Request. Check each line for the word "this" and give how many have it. Say nothing else.

Records for processing.

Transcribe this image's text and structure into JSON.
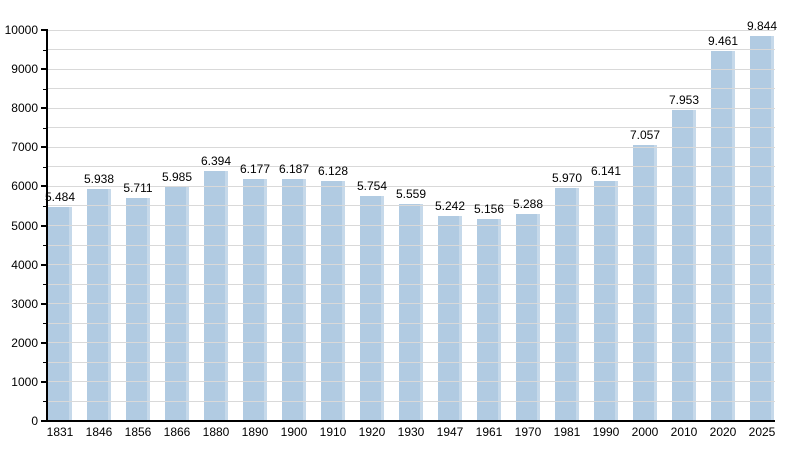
{
  "chart_data": {
    "type": "bar",
    "categories": [
      "1831",
      "1846",
      "1856",
      "1866",
      "1880",
      "1890",
      "1900",
      "1910",
      "1920",
      "1930",
      "1947",
      "1961",
      "1970",
      "1981",
      "1990",
      "2000",
      "2010",
      "2020",
      "2025"
    ],
    "values": [
      5484,
      5938,
      5711,
      5985,
      6394,
      6177,
      6187,
      6128,
      5754,
      5559,
      5242,
      5156,
      5288,
      5970,
      6141,
      7057,
      7953,
      9461,
      9844
    ],
    "value_labels": [
      "5.484",
      "5.938",
      "5.711",
      "5.985",
      "6.394",
      "6.177",
      "6.187",
      "6.128",
      "5.754",
      "5.559",
      "5.242",
      "5.156",
      "5.288",
      "5.970",
      "6.141",
      "7.057",
      "7.953",
      "9.461",
      "9.844"
    ],
    "title": "",
    "xlabel": "",
    "ylabel": "",
    "ylim": [
      0,
      10000
    ],
    "y_major_step": 1000,
    "y_minor_step": 500,
    "y_tick_labels": [
      "0",
      "1000",
      "2000",
      "3000",
      "4000",
      "5000",
      "6000",
      "7000",
      "8000",
      "9000",
      "10000"
    ],
    "grid": true,
    "legend": false,
    "colors": {
      "bar_fill": "#b1cbe2",
      "gridline": "#d9d9d9",
      "axis": "#000000",
      "text": "#000000",
      "background": "#ffffff"
    }
  }
}
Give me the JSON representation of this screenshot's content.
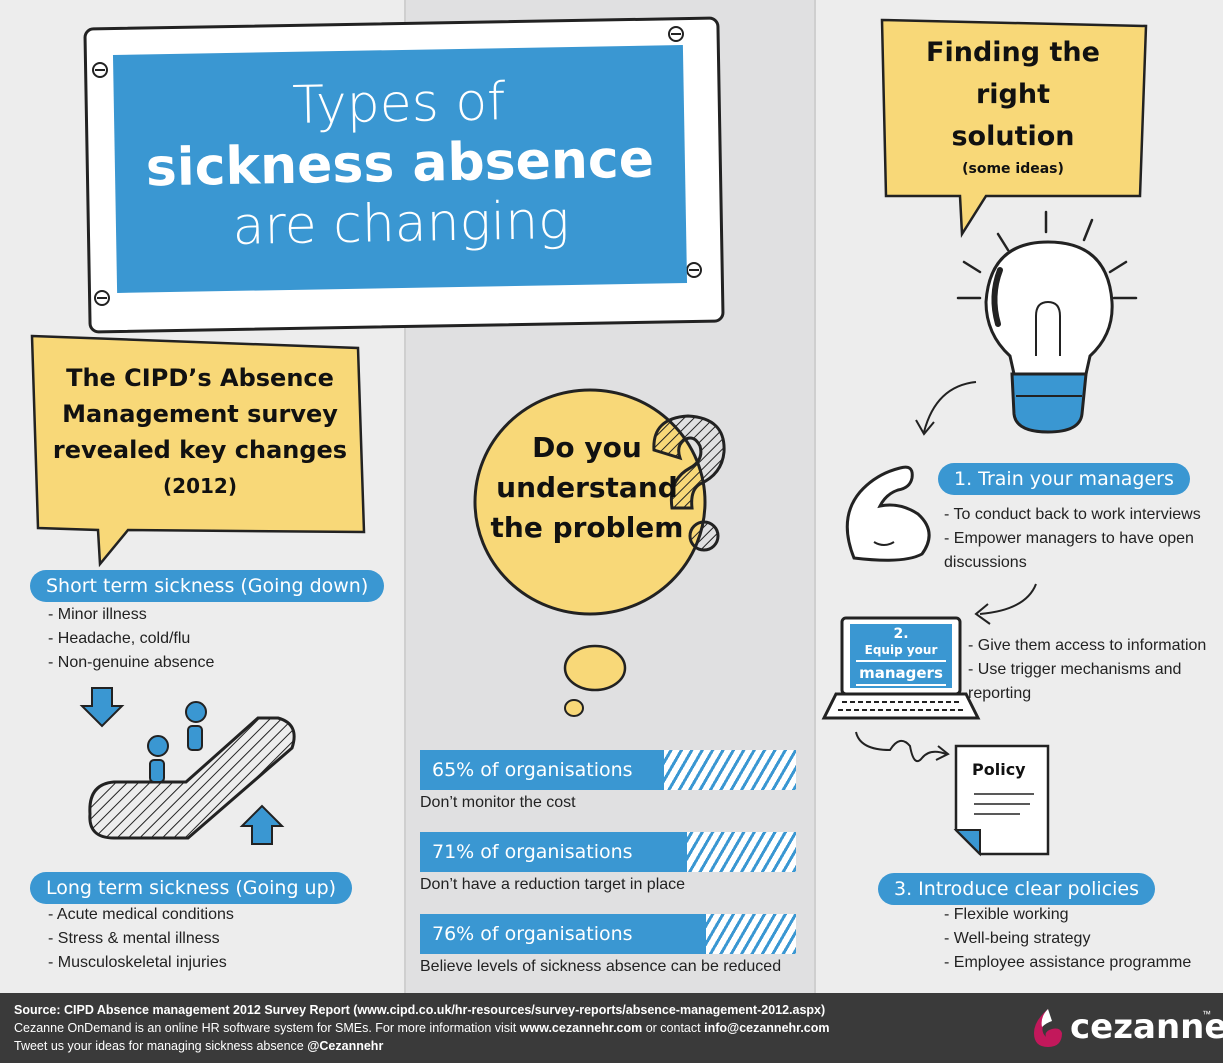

Finished answer. 2